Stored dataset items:
************
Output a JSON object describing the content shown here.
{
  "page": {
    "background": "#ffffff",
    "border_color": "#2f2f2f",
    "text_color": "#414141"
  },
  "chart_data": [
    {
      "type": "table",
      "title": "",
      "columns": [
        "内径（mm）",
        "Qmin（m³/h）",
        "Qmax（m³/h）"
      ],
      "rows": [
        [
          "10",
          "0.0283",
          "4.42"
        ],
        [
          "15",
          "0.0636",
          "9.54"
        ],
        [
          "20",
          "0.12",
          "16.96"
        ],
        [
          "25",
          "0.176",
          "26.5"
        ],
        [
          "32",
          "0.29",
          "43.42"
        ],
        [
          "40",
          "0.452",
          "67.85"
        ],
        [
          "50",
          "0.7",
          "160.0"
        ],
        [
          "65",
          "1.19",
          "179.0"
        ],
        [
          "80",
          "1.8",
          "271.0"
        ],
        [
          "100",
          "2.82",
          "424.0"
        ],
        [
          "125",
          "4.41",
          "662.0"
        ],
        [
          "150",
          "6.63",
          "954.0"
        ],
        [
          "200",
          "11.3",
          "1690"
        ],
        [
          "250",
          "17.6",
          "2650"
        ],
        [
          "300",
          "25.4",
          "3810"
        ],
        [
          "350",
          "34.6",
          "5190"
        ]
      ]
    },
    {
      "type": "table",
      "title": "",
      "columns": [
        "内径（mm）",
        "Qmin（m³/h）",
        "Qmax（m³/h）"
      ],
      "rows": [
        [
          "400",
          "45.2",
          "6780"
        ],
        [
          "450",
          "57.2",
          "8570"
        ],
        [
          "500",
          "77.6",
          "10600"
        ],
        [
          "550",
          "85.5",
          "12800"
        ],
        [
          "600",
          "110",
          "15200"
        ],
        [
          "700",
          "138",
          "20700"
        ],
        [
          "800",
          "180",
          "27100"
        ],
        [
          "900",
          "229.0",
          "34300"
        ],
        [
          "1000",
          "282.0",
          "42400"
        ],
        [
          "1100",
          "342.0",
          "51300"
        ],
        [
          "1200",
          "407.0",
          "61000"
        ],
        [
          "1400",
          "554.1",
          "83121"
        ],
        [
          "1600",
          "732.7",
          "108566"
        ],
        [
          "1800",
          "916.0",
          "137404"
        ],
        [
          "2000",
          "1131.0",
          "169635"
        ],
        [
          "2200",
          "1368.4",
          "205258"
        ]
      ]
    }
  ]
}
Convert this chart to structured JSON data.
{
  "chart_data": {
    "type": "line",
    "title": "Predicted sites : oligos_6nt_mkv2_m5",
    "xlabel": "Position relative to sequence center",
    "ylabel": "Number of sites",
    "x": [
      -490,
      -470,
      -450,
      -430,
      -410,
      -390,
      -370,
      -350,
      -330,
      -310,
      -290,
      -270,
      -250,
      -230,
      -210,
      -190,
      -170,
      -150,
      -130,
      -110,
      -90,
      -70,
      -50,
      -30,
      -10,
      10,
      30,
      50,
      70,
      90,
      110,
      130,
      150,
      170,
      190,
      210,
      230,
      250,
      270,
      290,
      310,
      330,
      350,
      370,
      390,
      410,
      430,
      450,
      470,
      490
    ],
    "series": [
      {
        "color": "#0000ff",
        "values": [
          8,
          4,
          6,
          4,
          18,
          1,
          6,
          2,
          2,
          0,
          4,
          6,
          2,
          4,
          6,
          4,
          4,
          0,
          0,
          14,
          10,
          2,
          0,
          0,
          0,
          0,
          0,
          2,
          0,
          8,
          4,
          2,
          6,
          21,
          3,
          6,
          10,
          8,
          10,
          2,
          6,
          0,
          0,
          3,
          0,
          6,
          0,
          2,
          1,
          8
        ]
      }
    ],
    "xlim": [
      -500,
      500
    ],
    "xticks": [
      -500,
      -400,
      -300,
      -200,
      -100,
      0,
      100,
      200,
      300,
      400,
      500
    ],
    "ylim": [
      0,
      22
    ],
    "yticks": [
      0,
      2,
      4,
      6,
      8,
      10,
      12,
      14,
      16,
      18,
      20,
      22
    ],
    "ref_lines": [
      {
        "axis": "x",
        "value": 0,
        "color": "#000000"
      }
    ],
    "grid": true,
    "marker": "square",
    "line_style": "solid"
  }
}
************
#### SHORT TASK:
What is the number of lines containing "sites"? Give that number only.

#### FINISHED TASK:
2